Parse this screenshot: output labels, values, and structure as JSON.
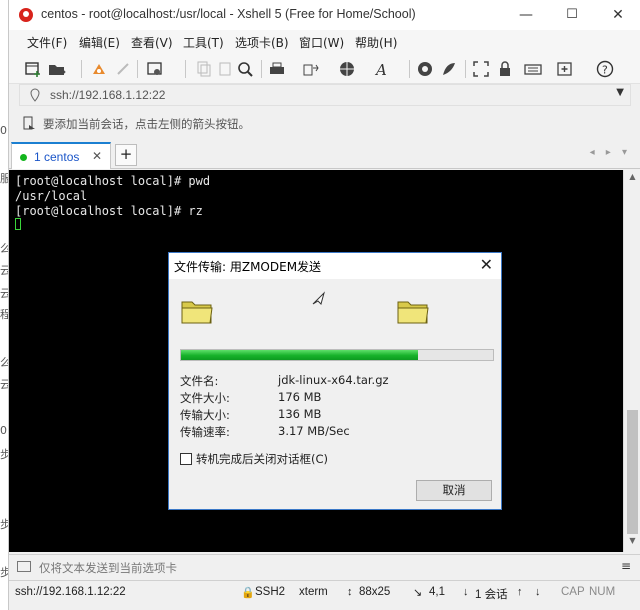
{
  "window": {
    "title": "centos - root@localhost:/usr/local - Xshell 5 (Free for Home/School)",
    "minimize": "—",
    "maximize": "☐",
    "close": "✕"
  },
  "menu": [
    "文件(F)",
    "编辑(E)",
    "查看(V)",
    "工具(T)",
    "选项卡(B)",
    "窗口(W)",
    "帮助(H)"
  ],
  "address": {
    "value": "ssh://192.168.1.12:22"
  },
  "hint": "要添加当前会话，点击左侧的箭头按钮。",
  "tabs": [
    {
      "label": "1 centos"
    }
  ],
  "new_tab": "+",
  "tab_nav": "◂ ▸ ▾",
  "terminal": {
    "lines": [
      "[root@localhost local]# pwd",
      "/usr/local",
      "[root@localhost local]# rz"
    ]
  },
  "dialog": {
    "title": "文件传输: 用ZMODEM发送",
    "close": "✕",
    "progress": 0.76,
    "rows": [
      {
        "label": "文件名:",
        "value": "jdk-linux-x64.tar.gz"
      },
      {
        "label": "文件大小:",
        "value": "176 MB"
      },
      {
        "label": "传输大小:",
        "value": "136 MB"
      },
      {
        "label": "传输速率:",
        "value": "3.17 MB/Sec"
      }
    ],
    "checkbox_label": "转机完成后关闭对话框(C)",
    "cancel_label": "取消"
  },
  "input_bar": {
    "placeholder": "仅将文本发送到当前选项卡",
    "menu": "≡"
  },
  "status": {
    "address": "ssh://192.168.1.12:22",
    "protocol": "SSH2",
    "term": "xterm",
    "size": "88x25",
    "cursor": "4,1",
    "sessions": "1 会话",
    "caps": "CAP",
    "num": "NUM"
  },
  "colors": {
    "accent": "#1b7fd1",
    "progress_green": "#17b22a",
    "terminal_bg": "#000000",
    "cursor_green": "#3ad53a"
  }
}
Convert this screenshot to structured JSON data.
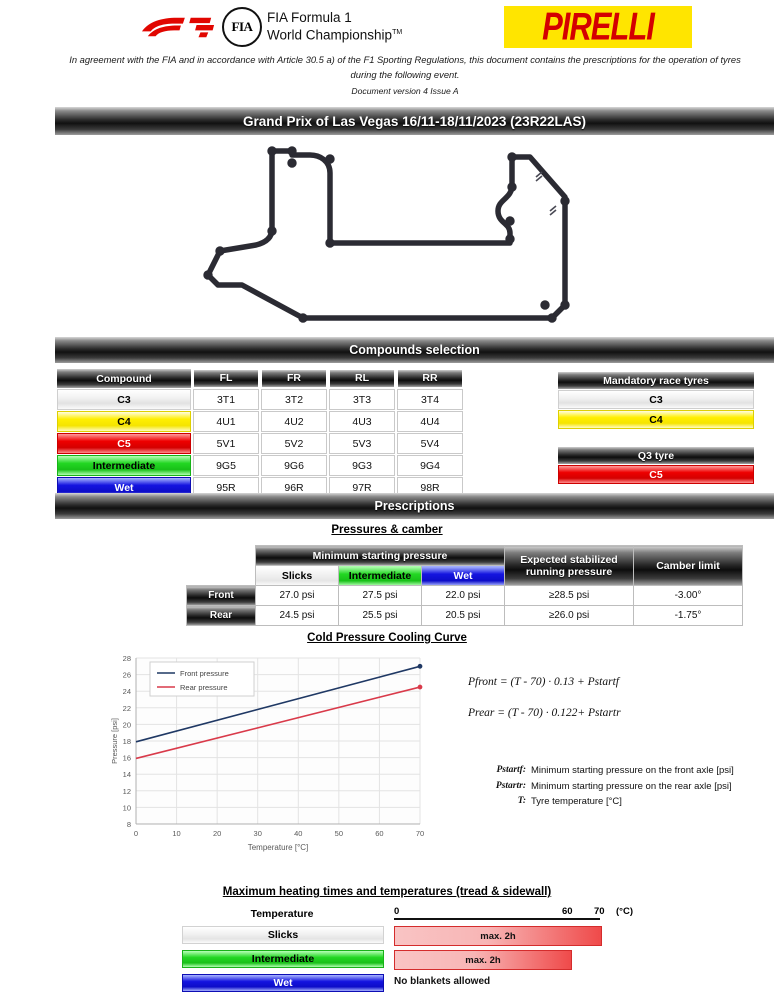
{
  "header": {
    "f1_logo": "f1-logo",
    "fia_badge_text": "FIA",
    "fia_line1": "FIA Formula 1",
    "fia_line2": "World Championship",
    "fia_tm": "TM",
    "pirelli_logo": "PIRELLI",
    "intro": "In agreement with the FIA and in accordance with Article 30.5 a) of the F1 Sporting Regulations, this document contains the prescriptions for the operation of tyres during the following event.",
    "document_version": "Document version 4   Issue A",
    "event_title": "Grand Prix of Las Vegas   16/11-18/11/2023   (23R22LAS)"
  },
  "sections": {
    "compounds_banner": "Compounds selection",
    "prescriptions_banner": "Prescriptions",
    "pressures_camber_title": "Pressures & camber",
    "cooling_curve_title": "Cold Pressure Cooling Curve",
    "heating_title": "Maximum heating times and temperatures (tread & sidewall)"
  },
  "compounds": {
    "columns": [
      "Compound",
      "FL",
      "FR",
      "RL",
      "RR"
    ],
    "rows": [
      {
        "name": "C3",
        "fl": "3T1",
        "fr": "3T2",
        "rl": "3T3",
        "rr": "3T4"
      },
      {
        "name": "C4",
        "fl": "4U1",
        "fr": "4U2",
        "rl": "4U3",
        "rr": "4U4"
      },
      {
        "name": "C5",
        "fl": "5V1",
        "fr": "5V2",
        "rl": "5V3",
        "rr": "5V4"
      },
      {
        "name": "Intermediate",
        "fl": "9G5",
        "fr": "9G6",
        "rl": "9G3",
        "rr": "9G4"
      },
      {
        "name": "Wet",
        "fl": "95R",
        "fr": "96R",
        "rl": "97R",
        "rr": "98R"
      }
    ]
  },
  "mandatory_race_tyres": {
    "title": "Mandatory race tyres",
    "items": [
      "C3",
      "C4"
    ]
  },
  "q3_tyre": {
    "title": "Q3 tyre",
    "items": [
      "C5"
    ]
  },
  "pressures": {
    "group_header": "Minimum starting pressure",
    "col_slicks": "Slicks",
    "col_intermediate": "Intermediate",
    "col_wet": "Wet",
    "col_expected": "Expected stabilized running pressure",
    "col_camber": "Camber limit",
    "rows": [
      {
        "axle": "Front",
        "slicks": "27.0 psi",
        "intermediate": "27.5 psi",
        "wet": "22.0 psi",
        "expected": "≥28.5 psi",
        "camber": "-3.00°"
      },
      {
        "axle": "Rear",
        "slicks": "24.5 psi",
        "intermediate": "25.5 psi",
        "wet": "20.5 psi",
        "expected": "≥26.0 psi",
        "camber": "-1.75°"
      }
    ]
  },
  "chart_data": {
    "type": "line",
    "title": "Cold Pressure Cooling Curve",
    "xlabel": "Temperature [°C]",
    "ylabel": "Pressure [psi]",
    "xlim": [
      0,
      70
    ],
    "ylim": [
      8,
      28
    ],
    "xticks": [
      0,
      10,
      20,
      30,
      40,
      50,
      60,
      70
    ],
    "yticks": [
      8,
      10,
      12,
      14,
      16,
      18,
      20,
      22,
      24,
      26,
      28
    ],
    "grid": true,
    "legend_position": "top-left",
    "series": [
      {
        "name": "Front pressure",
        "color": "#1F3864",
        "x": [
          0,
          70
        ],
        "values": [
          17.9,
          27.0
        ]
      },
      {
        "name": "Rear pressure",
        "color": "#D93A4A",
        "x": [
          0,
          70
        ],
        "values": [
          15.9,
          24.5
        ]
      }
    ]
  },
  "formulas": {
    "front": "Pfront = (T - 70) · 0.13 + Pstartf",
    "rear": "Prear = (T - 70) · 0.122+ Pstartr",
    "definitions": [
      {
        "key": "Pstartf:",
        "text": "Minimum starting pressure on the front axle [psi]"
      },
      {
        "key": "Pstartr:",
        "text": "Minimum starting pressure on the rear axle [psi]"
      },
      {
        "key": "T:",
        "text": "Tyre temperature [°C]"
      }
    ]
  },
  "heating": {
    "temperature_label": "Temperature",
    "scale": {
      "start": "0",
      "mid": "60",
      "end": "70",
      "unit": "(°C)"
    },
    "rows": [
      {
        "tyre": "Slicks",
        "bar": "max. 2h",
        "limit": 70
      },
      {
        "tyre": "Intermediate",
        "bar": "max. 2h",
        "limit": 60
      },
      {
        "tyre": "Wet",
        "bar": "No blankets allowed",
        "limit": 0
      }
    ]
  }
}
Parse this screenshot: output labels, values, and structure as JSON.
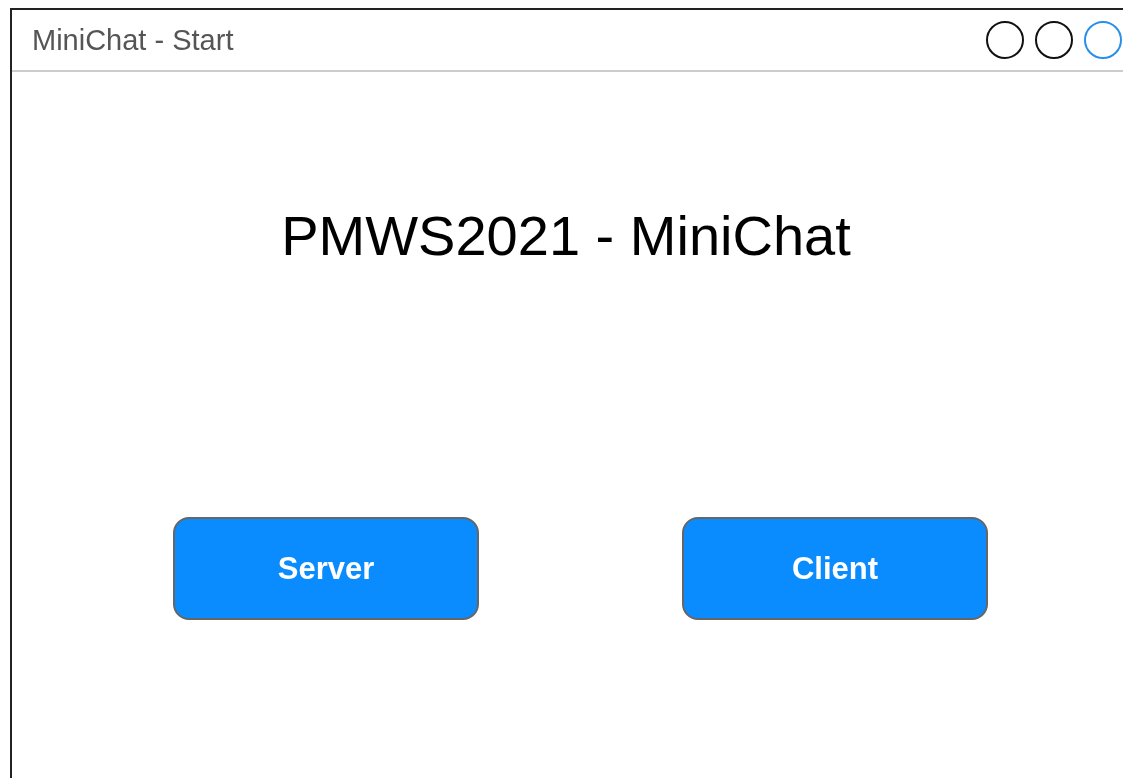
{
  "window": {
    "title": "MiniChat - Start"
  },
  "heading": "PMWS2021 - MiniChat",
  "buttons": [
    "Server",
    "Client"
  ]
}
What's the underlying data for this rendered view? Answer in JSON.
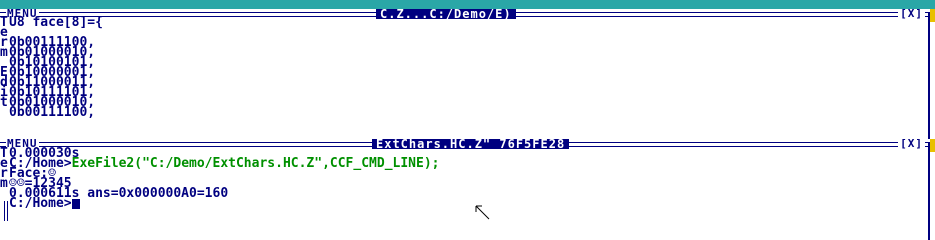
{
  "colors": {
    "text": "#000080",
    "accent": "#2aa7a7",
    "command": "#009000",
    "title_bg": "#000080",
    "title_fg": "#ffffff",
    "resize": "#e8c000"
  },
  "top_window": {
    "menu_label": "MENU",
    "title": "C.Z...C:/Demo/E)",
    "close_label": "[X]",
    "margin_letters": [
      "T",
      "e",
      "r",
      "m",
      "",
      "E",
      "d",
      "i",
      "t",
      ""
    ],
    "code_lines": [
      "U8 face[8]={",
      "",
      "0b00111100,",
      "0b01000010,",
      "0b10100101,",
      "0b10000001,",
      "0b11000011,",
      "0b10111101,",
      "0b01000010,",
      "0b00111100,"
    ]
  },
  "bottom_window": {
    "menu_label": "MENU",
    "title": "ExtChars.HC.Z\" 76F5FE28",
    "close_label": "[X]",
    "margin_letters": [
      "T",
      "e",
      "r",
      "m",
      "",
      ""
    ],
    "lines": [
      {
        "text": "0.000030s"
      },
      {
        "prompt": "C:/Home>",
        "command": "ExeFile2(\"C:/Demo/ExtChars.HC.Z\",CCF_CMD_LINE);"
      },
      {
        "text": "Face:☺"
      },
      {
        "text": "☺☺=12345"
      },
      {
        "text": "0.000611s ans=0x000000A0=160"
      },
      {
        "prompt": "C:/Home>"
      }
    ]
  },
  "icons": {
    "cursor": "mouse-arrow-icon"
  }
}
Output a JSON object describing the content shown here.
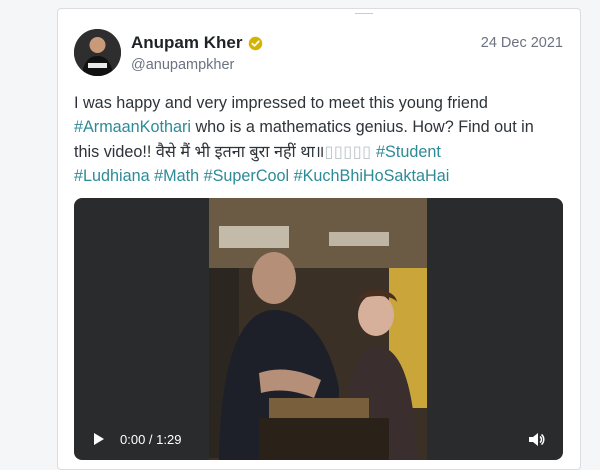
{
  "post": {
    "author": {
      "name": "Anupam Kher",
      "handle": "@anupampkher",
      "verified_icon": "verified-badge-icon",
      "verified_color": "#d4b400"
    },
    "date": "24 Dec 2021",
    "text": {
      "line1": "I was happy and very impressed to meet this young friend",
      "tag_armaan": "#ArmaanKothari",
      "line2_rest": " who is a mathematics genius. How? Find out in",
      "line3_start": "this video!! वैसे मैं भी इतना बुरा नहीं था॥",
      "emoji_placeholder": "▯▯▯▯▯",
      "tag_student": "#Student",
      "tag_ludhiana": "#Ludhiana",
      "tag_math": "#Math",
      "tag_supercool": "#SuperCool",
      "tag_kuchbhi": "#KuchBhiHoSaktaHai"
    },
    "hashtag_color": "#2d8a97",
    "video": {
      "time_display": "0:00 / 1:29",
      "play_icon": "play-icon",
      "volume_icon": "volume-icon"
    }
  }
}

□ □ □ □

* REQUIRED TASK: Pictures do not go in the copy. Write out exactly the lines from the line containing "Output a JSON" through the last line of the listing.

* FINISHED EXERCISE:
Output a JSON object describing the content shown here.
{
  "post": {
    "author": {
      "name": "Anupam Kher",
      "handle": "@anupampkher",
      "verified_icon": "verified-badge-icon",
      "verified_color": "#d4b400"
    },
    "date": "24 Dec 2021",
    "text": {
      "line1": "I was happy and very impressed to meet this young friend",
      "tag_armaan": "#ArmaanKothari",
      "line2_rest": " who is a mathematics genius. How? Find out in",
      "line3_start": "this video!! वैसे मैं भी इतना बुरा नहीं था॥",
      "emoji_placeholder": "▯▯▯▯▯",
      "tag_student": "#Student",
      "tag_ludhiana": "#Ludhiana",
      "tag_math": "#Math",
      "tag_supercool": "#SuperCool",
      "tag_kuchbhi": "#KuchBhiHoSaktaHai"
    },
    "hashtag_color": "#2d8a97",
    "video": {
      "time_display": "0:00 / 1:29",
      "play_icon": "play-icon",
      "volume_icon": "volume-icon"
    }
  }
}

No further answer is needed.